*Dataset records:*
= = = = = = =
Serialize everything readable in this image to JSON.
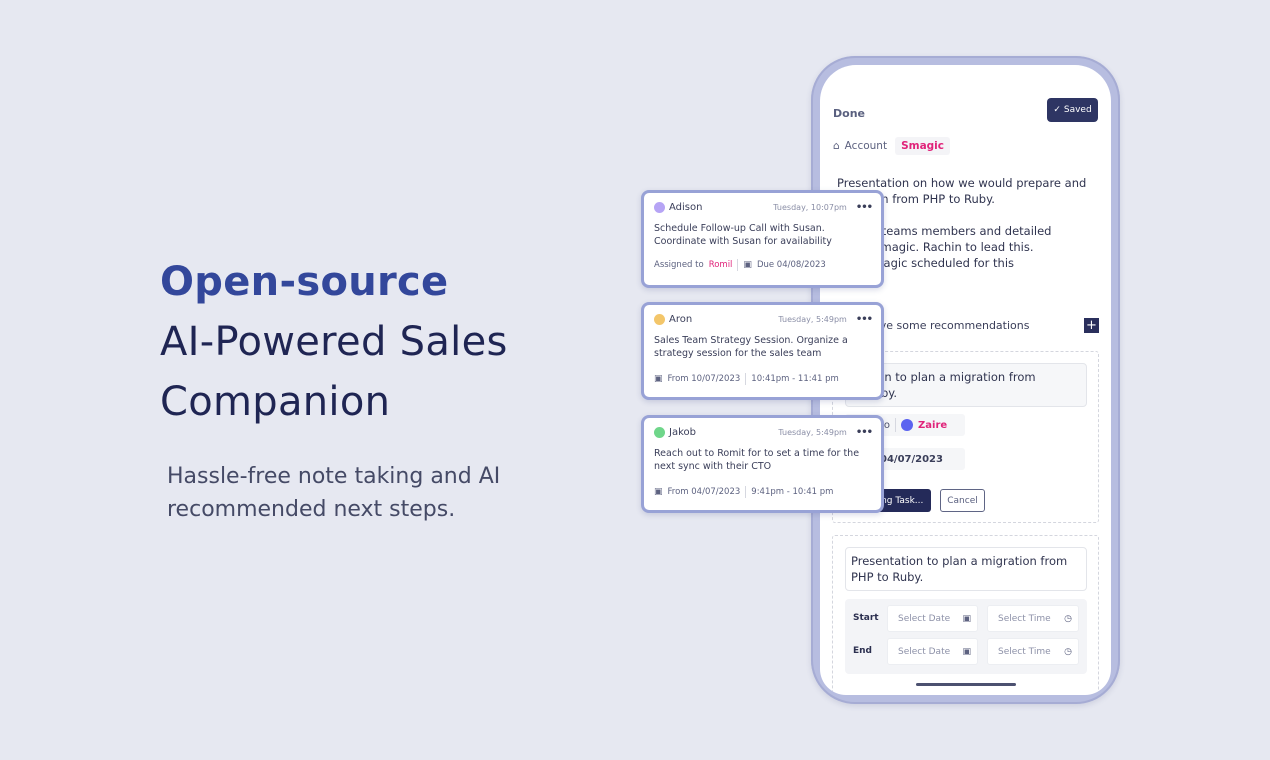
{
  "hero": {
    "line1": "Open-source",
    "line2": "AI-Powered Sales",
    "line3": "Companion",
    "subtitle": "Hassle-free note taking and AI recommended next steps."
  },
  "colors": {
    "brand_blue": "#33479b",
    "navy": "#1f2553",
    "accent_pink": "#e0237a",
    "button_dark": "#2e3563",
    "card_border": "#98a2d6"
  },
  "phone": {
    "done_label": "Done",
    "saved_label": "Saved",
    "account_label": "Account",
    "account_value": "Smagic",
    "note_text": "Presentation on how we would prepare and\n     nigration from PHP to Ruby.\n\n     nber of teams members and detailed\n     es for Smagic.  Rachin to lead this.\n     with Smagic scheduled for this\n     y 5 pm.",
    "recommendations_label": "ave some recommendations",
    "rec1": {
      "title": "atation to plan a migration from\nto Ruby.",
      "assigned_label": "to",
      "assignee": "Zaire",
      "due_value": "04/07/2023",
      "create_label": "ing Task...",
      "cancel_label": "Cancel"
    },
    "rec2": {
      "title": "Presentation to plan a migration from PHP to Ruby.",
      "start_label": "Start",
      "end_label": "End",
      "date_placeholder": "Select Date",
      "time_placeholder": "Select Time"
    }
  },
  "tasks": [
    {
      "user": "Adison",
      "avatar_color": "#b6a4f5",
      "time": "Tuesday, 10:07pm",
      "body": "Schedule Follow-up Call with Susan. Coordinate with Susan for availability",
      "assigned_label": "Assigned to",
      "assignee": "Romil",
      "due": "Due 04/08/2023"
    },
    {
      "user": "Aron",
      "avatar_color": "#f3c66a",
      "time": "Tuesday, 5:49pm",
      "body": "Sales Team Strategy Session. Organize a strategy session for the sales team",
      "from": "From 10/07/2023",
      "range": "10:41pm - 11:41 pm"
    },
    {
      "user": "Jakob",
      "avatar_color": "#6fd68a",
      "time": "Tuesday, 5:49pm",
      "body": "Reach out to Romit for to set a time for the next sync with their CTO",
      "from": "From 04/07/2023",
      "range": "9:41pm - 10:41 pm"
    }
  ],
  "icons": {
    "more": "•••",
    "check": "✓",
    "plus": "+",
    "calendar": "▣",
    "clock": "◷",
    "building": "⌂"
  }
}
= = = = = = =
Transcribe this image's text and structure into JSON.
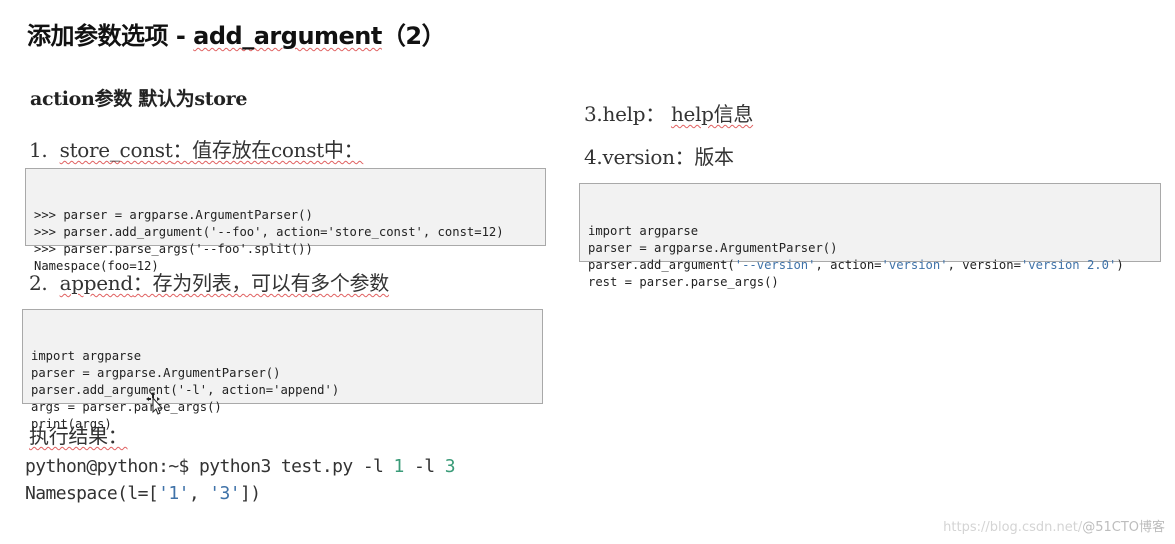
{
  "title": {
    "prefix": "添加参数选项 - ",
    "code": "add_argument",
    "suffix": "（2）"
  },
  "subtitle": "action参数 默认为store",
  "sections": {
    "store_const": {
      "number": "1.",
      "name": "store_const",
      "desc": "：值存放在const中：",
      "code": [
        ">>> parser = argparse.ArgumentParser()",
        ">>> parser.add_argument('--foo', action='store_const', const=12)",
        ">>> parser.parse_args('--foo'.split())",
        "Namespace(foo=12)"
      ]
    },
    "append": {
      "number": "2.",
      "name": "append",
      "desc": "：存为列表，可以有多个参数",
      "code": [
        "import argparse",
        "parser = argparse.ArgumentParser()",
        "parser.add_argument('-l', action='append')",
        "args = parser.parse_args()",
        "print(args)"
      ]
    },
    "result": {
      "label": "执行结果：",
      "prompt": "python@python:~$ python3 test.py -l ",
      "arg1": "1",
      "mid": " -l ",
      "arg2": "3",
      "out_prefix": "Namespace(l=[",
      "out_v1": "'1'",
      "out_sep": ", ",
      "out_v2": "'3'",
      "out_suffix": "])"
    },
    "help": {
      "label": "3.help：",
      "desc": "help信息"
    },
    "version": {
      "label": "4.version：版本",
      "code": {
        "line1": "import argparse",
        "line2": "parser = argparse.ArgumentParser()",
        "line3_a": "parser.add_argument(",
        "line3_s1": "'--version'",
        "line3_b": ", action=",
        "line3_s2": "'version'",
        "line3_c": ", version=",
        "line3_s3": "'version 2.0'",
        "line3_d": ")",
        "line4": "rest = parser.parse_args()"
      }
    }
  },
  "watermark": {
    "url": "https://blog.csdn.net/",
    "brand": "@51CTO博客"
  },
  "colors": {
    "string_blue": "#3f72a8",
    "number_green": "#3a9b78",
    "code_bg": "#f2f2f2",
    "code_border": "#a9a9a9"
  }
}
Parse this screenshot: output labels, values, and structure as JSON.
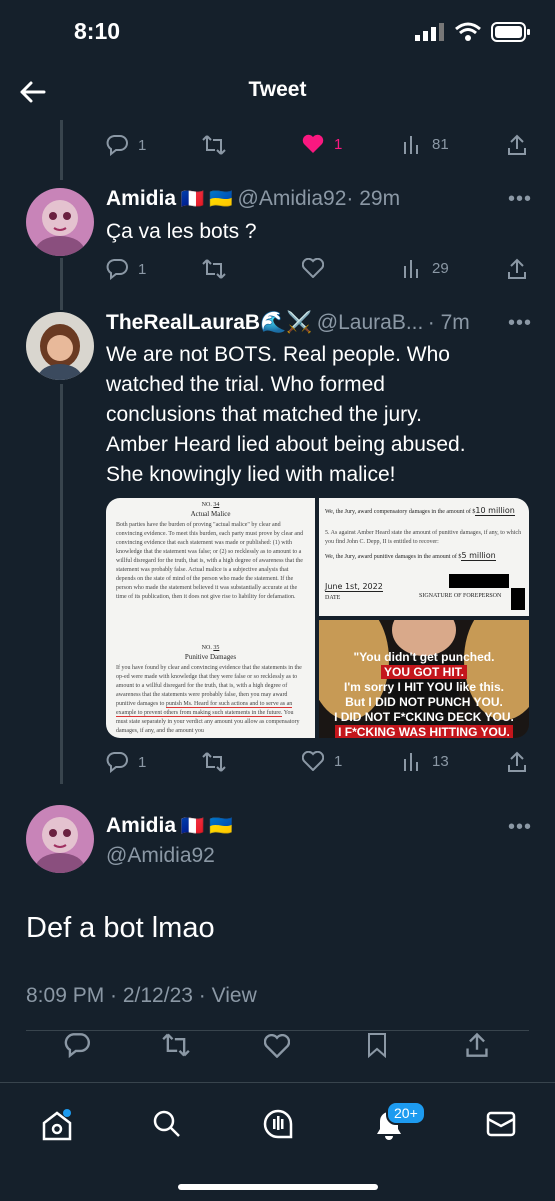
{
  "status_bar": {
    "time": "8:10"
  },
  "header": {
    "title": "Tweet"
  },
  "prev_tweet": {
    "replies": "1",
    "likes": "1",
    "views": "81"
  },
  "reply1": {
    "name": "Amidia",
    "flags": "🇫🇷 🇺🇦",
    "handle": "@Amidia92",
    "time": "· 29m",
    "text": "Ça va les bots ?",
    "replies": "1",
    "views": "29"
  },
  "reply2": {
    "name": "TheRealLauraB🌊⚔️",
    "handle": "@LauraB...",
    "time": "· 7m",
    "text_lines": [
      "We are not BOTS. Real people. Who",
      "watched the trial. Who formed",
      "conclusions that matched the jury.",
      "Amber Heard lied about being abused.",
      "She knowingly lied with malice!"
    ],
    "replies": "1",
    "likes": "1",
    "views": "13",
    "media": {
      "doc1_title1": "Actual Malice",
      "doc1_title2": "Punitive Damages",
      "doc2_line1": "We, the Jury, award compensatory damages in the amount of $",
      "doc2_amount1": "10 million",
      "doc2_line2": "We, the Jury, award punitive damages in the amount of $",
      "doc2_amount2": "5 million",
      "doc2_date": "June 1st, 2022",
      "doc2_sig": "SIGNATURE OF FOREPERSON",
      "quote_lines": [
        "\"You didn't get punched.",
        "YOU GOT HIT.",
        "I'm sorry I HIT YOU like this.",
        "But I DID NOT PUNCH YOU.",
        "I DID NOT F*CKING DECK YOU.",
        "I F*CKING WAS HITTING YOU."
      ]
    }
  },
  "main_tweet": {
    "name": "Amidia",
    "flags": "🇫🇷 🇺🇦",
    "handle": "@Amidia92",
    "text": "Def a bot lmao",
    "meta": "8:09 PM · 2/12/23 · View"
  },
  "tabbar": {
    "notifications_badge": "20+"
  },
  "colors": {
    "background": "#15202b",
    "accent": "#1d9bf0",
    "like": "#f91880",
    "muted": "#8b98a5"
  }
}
= = = = = = =
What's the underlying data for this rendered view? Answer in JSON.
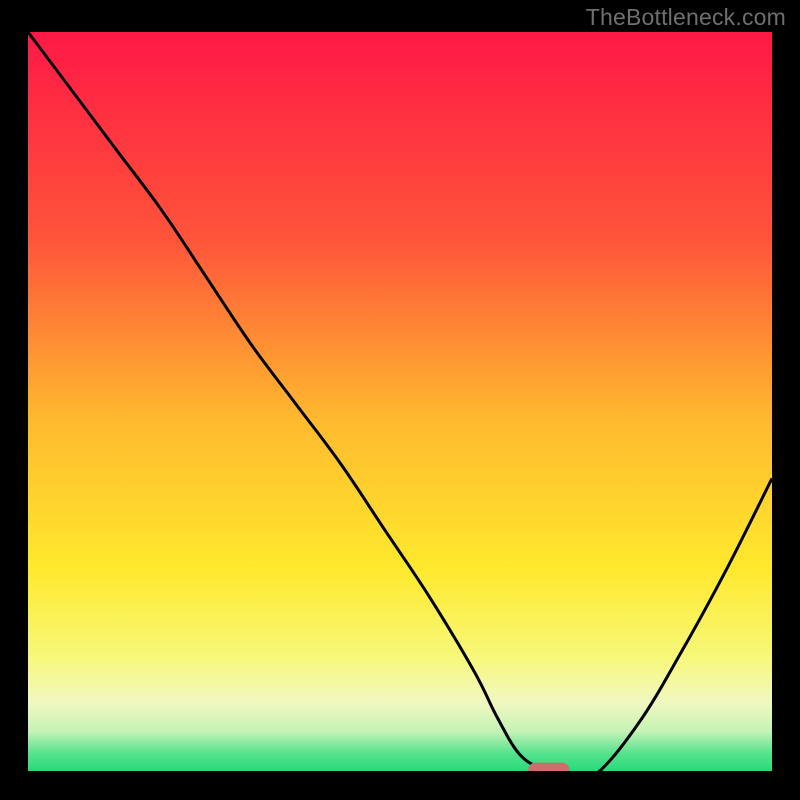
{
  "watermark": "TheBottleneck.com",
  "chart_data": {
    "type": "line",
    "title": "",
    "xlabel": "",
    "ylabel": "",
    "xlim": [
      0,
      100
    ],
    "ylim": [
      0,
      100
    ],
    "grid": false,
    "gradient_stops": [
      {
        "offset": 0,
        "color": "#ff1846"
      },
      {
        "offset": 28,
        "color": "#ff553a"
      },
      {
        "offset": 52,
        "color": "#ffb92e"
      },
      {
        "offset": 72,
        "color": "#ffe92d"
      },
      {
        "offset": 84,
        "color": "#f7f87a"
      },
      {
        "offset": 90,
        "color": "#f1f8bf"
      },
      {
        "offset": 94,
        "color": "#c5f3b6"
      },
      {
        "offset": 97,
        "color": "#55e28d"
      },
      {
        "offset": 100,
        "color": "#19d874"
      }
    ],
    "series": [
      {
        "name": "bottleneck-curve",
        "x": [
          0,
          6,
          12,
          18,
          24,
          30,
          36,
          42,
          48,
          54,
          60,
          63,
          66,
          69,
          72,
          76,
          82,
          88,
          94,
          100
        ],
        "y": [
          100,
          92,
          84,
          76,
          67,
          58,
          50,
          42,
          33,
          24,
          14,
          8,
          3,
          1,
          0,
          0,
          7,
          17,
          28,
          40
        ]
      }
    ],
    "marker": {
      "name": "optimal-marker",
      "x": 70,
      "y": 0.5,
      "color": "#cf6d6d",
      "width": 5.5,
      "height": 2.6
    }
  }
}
= = = = = = =
*Aim of the task:*
Scan the lines above for "watermark", then copy every one that has it.

*Task solution:*
  "watermark": {
  "watermark": "TheBottleneck.com",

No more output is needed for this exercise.